What is expected -
Reproduce every one of the entries below word for word, leaving out the pictures.

Information given -

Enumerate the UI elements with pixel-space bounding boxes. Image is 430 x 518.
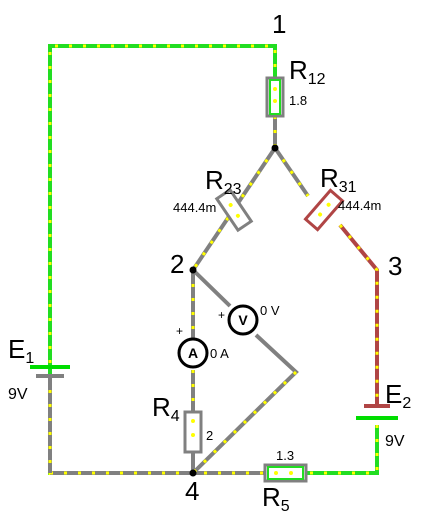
e1-value: 9V	[8, 386, 28, 403]
ammeter-plus-sign: +	[176, 324, 183, 338]
source-e1[interactable]	[30, 365, 70, 378]
resistor-r4[interactable]	[183, 410, 203, 454]
ammeter-reading: 0 A	[210, 346, 229, 361]
r12-value: 1.8	[289, 93, 307, 108]
ammeter-symbol: A	[188, 345, 198, 361]
resistor-r23[interactable]	[214, 187, 254, 233]
wire-voltmeter-branch[interactable]	[191, 268, 299, 475]
voltmeter-symbol: V	[238, 312, 248, 328]
r23-label: R23	[205, 165, 242, 198]
source-e2[interactable]	[356, 404, 398, 420]
r5-label: R5	[262, 482, 290, 515]
r5-value: 1.3	[276, 448, 294, 463]
junction-top	[271, 144, 279, 152]
r31-value: 444.4m	[338, 198, 381, 213]
ammeter[interactable]: A	[177, 337, 209, 369]
node-label-3: 3	[388, 251, 402, 281]
node-label-4: 4	[185, 476, 199, 506]
r4-label: R4	[152, 392, 180, 425]
e2-value: 9V	[385, 433, 405, 450]
resistor-r12[interactable]	[265, 76, 285, 118]
resistor-r5[interactable]	[263, 463, 308, 483]
e2-label: E2	[385, 379, 411, 412]
node-label-1: 1	[272, 9, 286, 39]
node-label-2: 2	[170, 249, 184, 279]
junction-node-2	[189, 266, 197, 274]
r4-value: 2	[206, 428, 213, 443]
resistor-r31[interactable]	[303, 188, 345, 232]
r12-label: R12	[289, 55, 326, 88]
voltmeter-reading: 0 V	[260, 303, 280, 318]
wire-r31-branch[interactable]	[273, 146, 379, 405]
wire-e2-to-r5[interactable]	[306, 425, 379, 475]
wire-top-loop[interactable]	[48, 44, 277, 475]
voltmeter[interactable]: V	[227, 304, 259, 336]
r23-value: 444.4m	[173, 200, 216, 215]
voltmeter-plus-sign: +	[218, 308, 225, 322]
junction-node-4	[189, 469, 197, 477]
r31-label: R31	[320, 163, 357, 196]
e1-label: E1	[8, 334, 34, 367]
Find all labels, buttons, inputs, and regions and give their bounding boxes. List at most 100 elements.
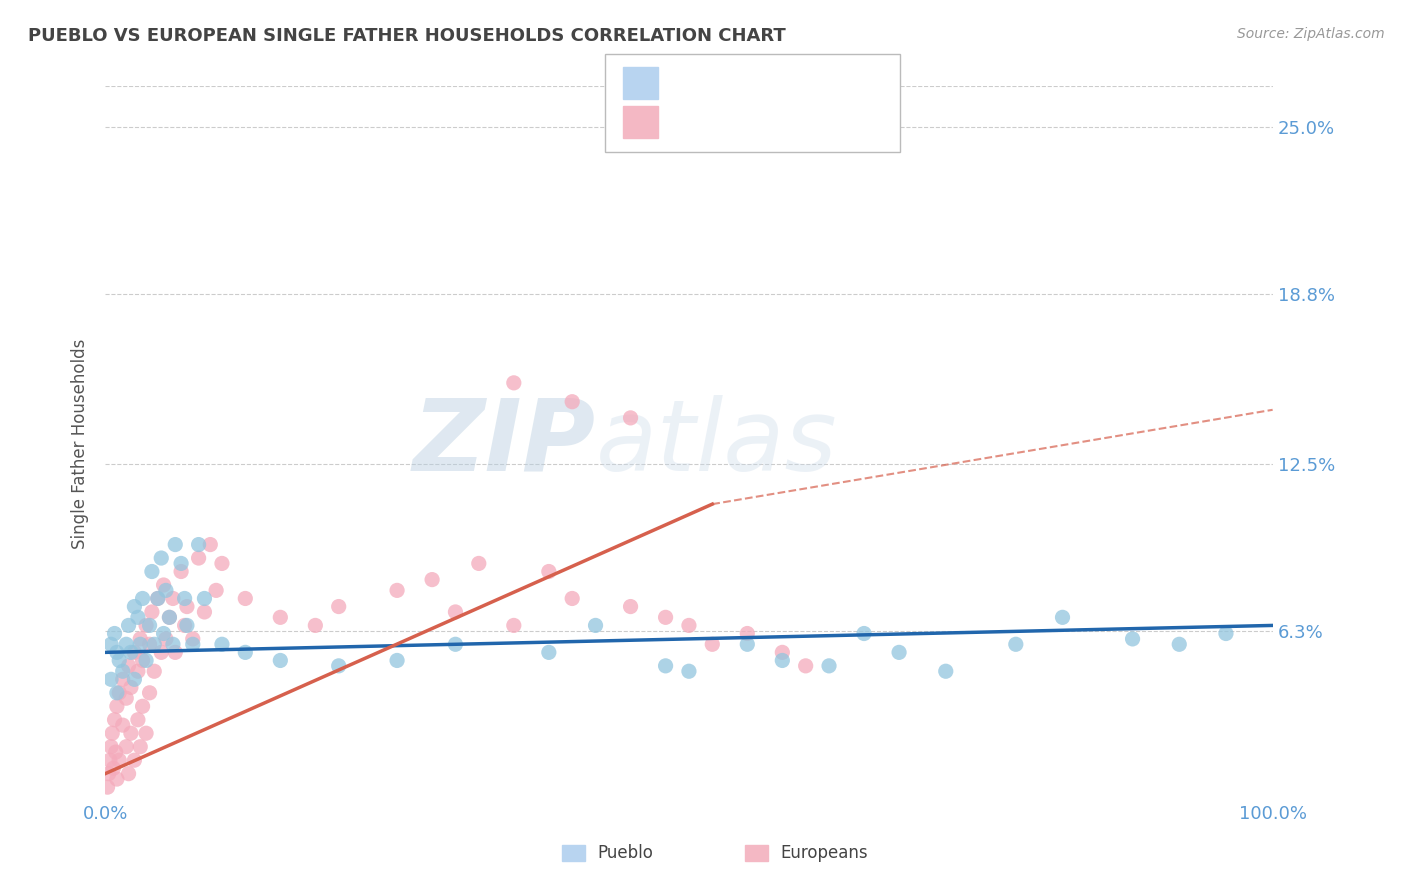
Point (157, 610, 180, 624)
Point (127, 665, 149, 679)
Point (619, 410, 641, 425)
Point (124, 753, 146, 767)
Point (211, 557, 233, 571)
Point (328, 658, 350, 673)
Point (678, 665, 700, 679)
Point (853, 626, 876, 640)
Point (105, 772, 128, 786)
Point (111, 665, 134, 679)
Point (135, 653, 157, 667)
Point (97, 766, 120, 780)
Point (770, 653, 793, 667)
Point (141, 565, 163, 579)
Point (537, 565, 560, 579)
Point (98, 753, 121, 767)
Text: R =  0.127   N = 53: R = 0.127 N = 53 (665, 74, 856, 92)
Point (561, 591, 583, 606)
Point (100, 739, 122, 754)
Point (105, 686, 128, 700)
Point (129, 632, 152, 646)
Point (135, 726, 157, 740)
Point (143, 637, 166, 651)
Point (155, 583, 177, 598)
Point (211, 637, 233, 651)
Point (124, 645, 146, 659)
Point (131, 699, 153, 714)
Point (205, 583, 228, 598)
Point (328, 599, 350, 614)
Point (155, 632, 177, 646)
Point (146, 591, 169, 606)
Point (269, 610, 291, 624)
Point (103, 626, 125, 640)
Text: atlas: atlas (596, 395, 837, 492)
Point (100, 637, 122, 651)
Point (108, 653, 131, 667)
Point (935, 665, 957, 679)
Point (269, 653, 291, 667)
Text: ZIP: ZIP (412, 395, 596, 492)
Text: Source: ZipAtlas.com: Source: ZipAtlas.com (1237, 27, 1385, 41)
Point (170, 565, 193, 579)
Point (444, 605, 467, 619)
Point (152, 578, 174, 592)
Point (187, 537, 209, 551)
Point (124, 673, 146, 687)
Point (115, 691, 138, 706)
Point (233, 645, 256, 659)
Point (165, 537, 187, 551)
Point (120, 726, 142, 740)
Point (737, 637, 759, 651)
Point (165, 645, 187, 659)
Point (1168, 637, 1191, 651)
Point (162, 591, 184, 606)
Point (304, 618, 326, 632)
Point (702, 637, 724, 651)
Point (502, 376, 524, 390)
Point (120, 681, 142, 695)
Point (157, 610, 180, 624)
Point (887, 645, 910, 659)
Point (101, 726, 124, 740)
Point (138, 686, 160, 700)
Point (818, 658, 841, 673)
Point (420, 573, 443, 587)
Point (105, 645, 128, 659)
Point (162, 637, 184, 651)
Point (468, 557, 491, 571)
Point (103, 713, 125, 727)
Point (111, 718, 134, 732)
Y-axis label: Single Father Households: Single Father Households (72, 338, 89, 549)
Point (173, 591, 195, 606)
Point (737, 626, 759, 640)
Point (124, 599, 146, 614)
Point (654, 610, 676, 624)
Point (117, 618, 139, 632)
Point (181, 637, 204, 651)
Point (129, 637, 152, 651)
Point (561, 394, 583, 409)
Point (585, 618, 607, 632)
Point (135, 618, 157, 632)
Point (150, 551, 173, 566)
Point (111, 673, 134, 687)
Point (193, 591, 215, 606)
Point (117, 658, 139, 673)
Text: Europeans: Europeans (780, 844, 868, 862)
Point (193, 605, 215, 619)
Point (120, 645, 142, 659)
Point (150, 645, 173, 659)
Point (143, 665, 166, 679)
Point (794, 658, 817, 673)
Point (200, 537, 222, 551)
Text: Pueblo: Pueblo (598, 844, 654, 862)
Point (138, 618, 160, 632)
Point (233, 591, 256, 606)
Point (385, 653, 408, 667)
Point (141, 605, 163, 619)
Point (385, 583, 408, 598)
Point (129, 739, 152, 754)
Point (127, 713, 149, 727)
Point (444, 637, 467, 651)
Point (770, 645, 793, 659)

Answer to this exercise -
Enumerate the UI elements with pixel-space bounding boxes. Image is 430 x 518.
e1-value: 9V	[8, 386, 28, 403]
ammeter-plus-sign: +	[176, 324, 183, 338]
source-e1[interactable]	[30, 365, 70, 378]
resistor-r4[interactable]	[183, 410, 203, 454]
ammeter-reading: 0 A	[210, 346, 229, 361]
r12-value: 1.8	[289, 93, 307, 108]
ammeter-symbol: A	[188, 345, 198, 361]
resistor-r23[interactable]	[214, 187, 254, 233]
wire-voltmeter-branch[interactable]	[191, 268, 299, 475]
voltmeter-symbol: V	[238, 312, 248, 328]
r23-label: R23	[205, 165, 242, 198]
source-e2[interactable]	[356, 404, 398, 420]
r5-label: R5	[262, 482, 290, 515]
r5-value: 1.3	[276, 448, 294, 463]
junction-top	[271, 144, 279, 152]
r31-value: 444.4m	[338, 198, 381, 213]
ammeter[interactable]: A	[177, 337, 209, 369]
node-label-3: 3	[388, 251, 402, 281]
node-label-4: 4	[185, 476, 199, 506]
r4-label: R4	[152, 392, 180, 425]
e2-value: 9V	[385, 433, 405, 450]
resistor-r12[interactable]	[265, 76, 285, 118]
resistor-r5[interactable]	[263, 463, 308, 483]
e2-label: E2	[385, 379, 411, 412]
node-label-1: 1	[272, 9, 286, 39]
node-label-2: 2	[170, 249, 184, 279]
junction-node-2	[189, 266, 197, 274]
r4-value: 2	[206, 428, 213, 443]
resistor-r31[interactable]	[303, 188, 345, 232]
r12-label: R12	[289, 55, 326, 88]
voltmeter-reading: 0 V	[260, 303, 280, 318]
wire-r31-branch[interactable]	[273, 146, 379, 405]
wire-e2-to-r5[interactable]	[306, 425, 379, 475]
wire-top-loop[interactable]	[48, 44, 277, 475]
voltmeter[interactable]: V	[227, 304, 259, 336]
r23-value: 444.4m	[173, 200, 216, 215]
voltmeter-plus-sign: +	[218, 308, 225, 322]
junction-node-4	[189, 469, 197, 477]
r31-label: R31	[320, 163, 357, 196]
e1-label: E1	[8, 334, 34, 367]
Find all labels, buttons, inputs, and regions and give their bounding boxes. List at most 100 elements.
Point (157, 610, 180, 624)
Point (127, 665, 149, 679)
Point (619, 410, 641, 425)
Point (124, 753, 146, 767)
Point (211, 557, 233, 571)
Point (328, 658, 350, 673)
Point (678, 665, 700, 679)
Point (853, 626, 876, 640)
Point (105, 772, 128, 786)
Point (111, 665, 134, 679)
Point (135, 653, 157, 667)
Point (97, 766, 120, 780)
Point (770, 653, 793, 667)
Point (141, 565, 163, 579)
Point (537, 565, 560, 579)
Point (98, 753, 121, 767)
Text: R =  0.127   N = 53: R = 0.127 N = 53 (665, 74, 856, 92)
Point (561, 591, 583, 606)
Point (100, 739, 122, 754)
Point (105, 686, 128, 700)
Point (129, 632, 152, 646)
Point (135, 726, 157, 740)
Point (143, 637, 166, 651)
Point (155, 583, 177, 598)
Point (211, 637, 233, 651)
Point (124, 645, 146, 659)
Point (131, 699, 153, 714)
Point (205, 583, 228, 598)
Point (328, 599, 350, 614)
Point (155, 632, 177, 646)
Point (146, 591, 169, 606)
Point (269, 610, 291, 624)
Point (103, 626, 125, 640)
Text: atlas: atlas (596, 395, 837, 492)
Point (100, 637, 122, 651)
Point (108, 653, 131, 667)
Point (935, 665, 957, 679)
Point (269, 653, 291, 667)
Text: ZIP: ZIP (412, 395, 596, 492)
Text: Source: ZipAtlas.com: Source: ZipAtlas.com (1237, 27, 1385, 41)
Point (170, 565, 193, 579)
Point (444, 605, 467, 619)
Point (152, 578, 174, 592)
Point (187, 537, 209, 551)
Point (124, 673, 146, 687)
Point (115, 691, 138, 706)
Point (233, 645, 256, 659)
Point (165, 537, 187, 551)
Point (120, 726, 142, 740)
Point (737, 637, 759, 651)
Point (165, 645, 187, 659)
Point (1168, 637, 1191, 651)
Point (162, 591, 184, 606)
Point (304, 618, 326, 632)
Point (702, 637, 724, 651)
Point (502, 376, 524, 390)
Point (120, 681, 142, 695)
Point (157, 610, 180, 624)
Point (887, 645, 910, 659)
Point (101, 726, 124, 740)
Point (138, 686, 160, 700)
Point (818, 658, 841, 673)
Point (420, 573, 443, 587)
Point (105, 645, 128, 659)
Point (162, 637, 184, 651)
Point (468, 557, 491, 571)
Point (103, 713, 125, 727)
Point (111, 718, 134, 732)
Y-axis label: Single Father Households: Single Father Households (72, 338, 89, 549)
Point (173, 591, 195, 606)
Point (737, 626, 759, 640)
Point (124, 599, 146, 614)
Point (654, 610, 676, 624)
Point (117, 618, 139, 632)
Point (181, 637, 204, 651)
Point (129, 637, 152, 651)
Point (561, 394, 583, 409)
Point (585, 618, 607, 632)
Point (135, 618, 157, 632)
Point (150, 551, 173, 566)
Point (111, 673, 134, 687)
Point (193, 591, 215, 606)
Point (117, 658, 139, 673)
Text: Europeans: Europeans (780, 844, 868, 862)
Point (193, 605, 215, 619)
Point (120, 645, 142, 659)
Point (150, 645, 173, 659)
Point (143, 665, 166, 679)
Point (794, 658, 817, 673)
Point (200, 537, 222, 551)
Text: Pueblo: Pueblo (598, 844, 654, 862)
Point (138, 618, 160, 632)
Point (233, 591, 256, 606)
Point (385, 653, 408, 667)
Point (141, 605, 163, 619)
Point (385, 583, 408, 598)
Point (129, 739, 152, 754)
Point (127, 713, 149, 727)
Point (444, 637, 467, 651)
Point (770, 645, 793, 659)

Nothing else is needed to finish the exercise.